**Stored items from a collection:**
>>>

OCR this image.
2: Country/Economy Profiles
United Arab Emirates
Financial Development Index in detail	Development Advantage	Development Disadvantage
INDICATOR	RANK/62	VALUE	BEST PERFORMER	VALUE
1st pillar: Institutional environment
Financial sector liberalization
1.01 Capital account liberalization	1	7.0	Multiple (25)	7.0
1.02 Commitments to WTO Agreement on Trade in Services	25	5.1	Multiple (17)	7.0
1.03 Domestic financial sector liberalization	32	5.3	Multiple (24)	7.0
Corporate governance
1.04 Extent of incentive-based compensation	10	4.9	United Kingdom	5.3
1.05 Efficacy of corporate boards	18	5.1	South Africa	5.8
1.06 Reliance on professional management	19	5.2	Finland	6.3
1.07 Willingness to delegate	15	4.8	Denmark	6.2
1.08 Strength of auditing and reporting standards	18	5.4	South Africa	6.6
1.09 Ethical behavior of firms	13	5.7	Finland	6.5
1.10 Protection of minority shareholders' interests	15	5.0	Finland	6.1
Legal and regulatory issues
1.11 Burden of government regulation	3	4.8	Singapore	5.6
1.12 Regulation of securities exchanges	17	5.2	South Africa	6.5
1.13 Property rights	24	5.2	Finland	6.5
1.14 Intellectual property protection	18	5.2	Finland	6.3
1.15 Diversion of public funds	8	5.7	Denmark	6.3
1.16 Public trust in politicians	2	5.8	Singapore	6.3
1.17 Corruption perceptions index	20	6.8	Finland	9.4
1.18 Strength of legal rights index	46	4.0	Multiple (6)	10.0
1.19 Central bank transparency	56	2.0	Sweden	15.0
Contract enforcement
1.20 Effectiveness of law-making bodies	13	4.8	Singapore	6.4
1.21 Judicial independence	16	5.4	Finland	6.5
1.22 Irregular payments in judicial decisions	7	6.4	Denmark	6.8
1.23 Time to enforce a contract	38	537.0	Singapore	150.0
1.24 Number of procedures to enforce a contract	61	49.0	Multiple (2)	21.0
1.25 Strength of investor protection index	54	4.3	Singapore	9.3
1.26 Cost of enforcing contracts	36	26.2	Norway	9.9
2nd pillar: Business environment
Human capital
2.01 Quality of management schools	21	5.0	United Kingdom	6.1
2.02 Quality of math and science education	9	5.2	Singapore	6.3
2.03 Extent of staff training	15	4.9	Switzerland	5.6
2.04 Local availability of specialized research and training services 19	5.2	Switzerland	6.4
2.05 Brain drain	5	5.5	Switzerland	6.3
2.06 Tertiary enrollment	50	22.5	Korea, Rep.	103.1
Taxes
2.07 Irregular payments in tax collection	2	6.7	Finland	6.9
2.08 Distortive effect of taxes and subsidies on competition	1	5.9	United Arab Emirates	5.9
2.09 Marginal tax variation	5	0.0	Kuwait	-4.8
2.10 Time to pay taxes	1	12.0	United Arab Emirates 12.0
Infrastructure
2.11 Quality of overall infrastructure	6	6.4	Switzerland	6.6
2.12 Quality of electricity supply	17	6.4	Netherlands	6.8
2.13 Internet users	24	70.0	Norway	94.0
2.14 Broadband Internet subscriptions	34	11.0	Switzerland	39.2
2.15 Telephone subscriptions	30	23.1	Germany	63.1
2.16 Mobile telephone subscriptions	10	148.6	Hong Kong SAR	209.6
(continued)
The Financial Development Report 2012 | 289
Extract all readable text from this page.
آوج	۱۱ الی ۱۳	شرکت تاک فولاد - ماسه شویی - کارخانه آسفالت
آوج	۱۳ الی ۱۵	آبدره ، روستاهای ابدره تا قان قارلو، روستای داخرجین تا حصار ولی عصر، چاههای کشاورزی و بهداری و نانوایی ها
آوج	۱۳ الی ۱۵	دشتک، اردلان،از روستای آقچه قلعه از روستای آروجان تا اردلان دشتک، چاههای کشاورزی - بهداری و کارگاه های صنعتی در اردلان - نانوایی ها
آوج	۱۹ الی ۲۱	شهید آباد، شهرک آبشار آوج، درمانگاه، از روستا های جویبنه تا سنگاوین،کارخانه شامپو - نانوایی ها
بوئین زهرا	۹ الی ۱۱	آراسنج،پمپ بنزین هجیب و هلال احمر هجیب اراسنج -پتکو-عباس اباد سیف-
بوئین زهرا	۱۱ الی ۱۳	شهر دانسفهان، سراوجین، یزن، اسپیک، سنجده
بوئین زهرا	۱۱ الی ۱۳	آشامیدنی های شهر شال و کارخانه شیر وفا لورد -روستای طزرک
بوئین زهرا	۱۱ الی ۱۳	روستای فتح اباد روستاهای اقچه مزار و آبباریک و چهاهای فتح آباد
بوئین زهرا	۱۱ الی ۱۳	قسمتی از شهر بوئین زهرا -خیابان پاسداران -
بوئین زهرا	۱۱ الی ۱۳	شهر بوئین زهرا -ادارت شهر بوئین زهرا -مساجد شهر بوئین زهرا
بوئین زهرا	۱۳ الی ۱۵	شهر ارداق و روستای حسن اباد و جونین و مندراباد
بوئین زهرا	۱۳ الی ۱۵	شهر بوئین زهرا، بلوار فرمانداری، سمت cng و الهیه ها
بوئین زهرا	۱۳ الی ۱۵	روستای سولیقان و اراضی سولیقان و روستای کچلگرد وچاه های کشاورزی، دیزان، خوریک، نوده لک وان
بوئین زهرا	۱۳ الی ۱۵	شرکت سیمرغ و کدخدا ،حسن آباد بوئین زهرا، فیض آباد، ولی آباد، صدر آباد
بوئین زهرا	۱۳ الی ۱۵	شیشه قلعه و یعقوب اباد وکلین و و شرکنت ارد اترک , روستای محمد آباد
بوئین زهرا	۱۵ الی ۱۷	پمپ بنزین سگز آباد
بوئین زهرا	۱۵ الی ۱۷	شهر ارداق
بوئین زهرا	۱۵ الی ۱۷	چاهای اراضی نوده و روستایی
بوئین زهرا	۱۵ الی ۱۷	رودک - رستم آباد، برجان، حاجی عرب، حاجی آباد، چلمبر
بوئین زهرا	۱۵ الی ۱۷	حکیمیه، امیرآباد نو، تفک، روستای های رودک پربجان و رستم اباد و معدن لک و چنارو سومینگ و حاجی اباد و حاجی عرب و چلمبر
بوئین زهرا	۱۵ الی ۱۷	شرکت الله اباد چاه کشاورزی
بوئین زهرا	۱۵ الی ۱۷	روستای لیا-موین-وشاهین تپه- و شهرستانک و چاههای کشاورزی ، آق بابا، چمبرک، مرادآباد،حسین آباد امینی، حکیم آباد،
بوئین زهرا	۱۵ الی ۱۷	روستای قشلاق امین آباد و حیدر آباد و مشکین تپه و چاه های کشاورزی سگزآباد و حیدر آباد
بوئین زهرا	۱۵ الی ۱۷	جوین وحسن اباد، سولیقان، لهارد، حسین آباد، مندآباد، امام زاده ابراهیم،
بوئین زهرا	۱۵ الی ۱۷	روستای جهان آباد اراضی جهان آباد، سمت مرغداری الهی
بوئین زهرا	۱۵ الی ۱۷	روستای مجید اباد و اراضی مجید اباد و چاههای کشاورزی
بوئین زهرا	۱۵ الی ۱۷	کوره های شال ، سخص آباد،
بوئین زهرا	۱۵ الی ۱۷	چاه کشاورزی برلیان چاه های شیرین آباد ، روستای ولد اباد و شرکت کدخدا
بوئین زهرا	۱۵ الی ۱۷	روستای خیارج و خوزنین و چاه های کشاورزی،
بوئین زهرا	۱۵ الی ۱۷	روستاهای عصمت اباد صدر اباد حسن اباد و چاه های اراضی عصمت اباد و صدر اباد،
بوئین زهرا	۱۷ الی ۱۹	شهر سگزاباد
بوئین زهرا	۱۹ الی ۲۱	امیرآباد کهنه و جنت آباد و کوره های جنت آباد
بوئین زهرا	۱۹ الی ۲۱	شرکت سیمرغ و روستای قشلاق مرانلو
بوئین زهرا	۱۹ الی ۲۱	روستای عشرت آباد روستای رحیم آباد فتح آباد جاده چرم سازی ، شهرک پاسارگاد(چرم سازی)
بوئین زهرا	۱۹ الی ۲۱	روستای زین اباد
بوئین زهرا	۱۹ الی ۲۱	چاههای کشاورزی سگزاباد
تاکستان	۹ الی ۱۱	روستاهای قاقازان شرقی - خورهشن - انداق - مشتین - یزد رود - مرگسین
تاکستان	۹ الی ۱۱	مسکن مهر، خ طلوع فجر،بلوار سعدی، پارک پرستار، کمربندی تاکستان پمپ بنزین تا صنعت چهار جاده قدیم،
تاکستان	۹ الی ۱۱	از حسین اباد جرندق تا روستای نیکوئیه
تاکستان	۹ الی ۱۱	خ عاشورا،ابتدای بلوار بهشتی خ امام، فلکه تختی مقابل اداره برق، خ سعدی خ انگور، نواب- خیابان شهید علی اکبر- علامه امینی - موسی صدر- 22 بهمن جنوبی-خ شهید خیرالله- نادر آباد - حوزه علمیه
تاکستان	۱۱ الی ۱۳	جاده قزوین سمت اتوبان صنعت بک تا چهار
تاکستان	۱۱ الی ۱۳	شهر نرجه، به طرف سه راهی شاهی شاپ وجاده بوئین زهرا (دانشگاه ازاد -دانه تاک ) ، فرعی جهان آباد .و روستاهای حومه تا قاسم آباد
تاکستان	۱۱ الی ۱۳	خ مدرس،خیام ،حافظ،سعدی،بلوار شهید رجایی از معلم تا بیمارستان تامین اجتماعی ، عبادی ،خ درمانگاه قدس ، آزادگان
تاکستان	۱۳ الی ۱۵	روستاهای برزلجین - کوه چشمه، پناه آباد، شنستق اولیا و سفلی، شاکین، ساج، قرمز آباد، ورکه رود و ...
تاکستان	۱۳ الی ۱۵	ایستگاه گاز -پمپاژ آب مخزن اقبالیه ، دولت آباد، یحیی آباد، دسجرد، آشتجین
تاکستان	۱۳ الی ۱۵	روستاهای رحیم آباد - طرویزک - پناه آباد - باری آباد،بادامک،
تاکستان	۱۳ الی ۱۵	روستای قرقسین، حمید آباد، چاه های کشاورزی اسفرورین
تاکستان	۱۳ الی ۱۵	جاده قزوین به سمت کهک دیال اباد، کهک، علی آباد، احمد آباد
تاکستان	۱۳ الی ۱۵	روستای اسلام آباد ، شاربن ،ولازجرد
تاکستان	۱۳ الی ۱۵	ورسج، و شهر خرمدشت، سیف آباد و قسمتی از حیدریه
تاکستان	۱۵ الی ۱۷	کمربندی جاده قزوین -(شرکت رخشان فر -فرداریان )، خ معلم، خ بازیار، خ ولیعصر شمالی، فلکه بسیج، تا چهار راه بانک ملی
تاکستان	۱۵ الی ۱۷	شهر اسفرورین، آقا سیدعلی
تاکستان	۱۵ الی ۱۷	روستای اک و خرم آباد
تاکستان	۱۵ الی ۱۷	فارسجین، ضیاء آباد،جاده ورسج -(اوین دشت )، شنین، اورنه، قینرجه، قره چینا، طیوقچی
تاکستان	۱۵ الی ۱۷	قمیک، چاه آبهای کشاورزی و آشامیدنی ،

<<<

**What you should do:**
Take every line from the data that contains the word "شهرک".

**Written solution:**
آوج	۱۹ الی ۲۱	شهید آباد، شهرک آبشار آوج، درمانگاه، از روستا های جویبنه تا سنگاوین،کارخانه شامپو - نانوایی ها
بوئین زهرا	۱۹ الی ۲۱	روستای عشرت آباد روستای رحیم آباد فتح آباد جاده چرم سازی ، شهرک پاسارگاد(چرم سازی)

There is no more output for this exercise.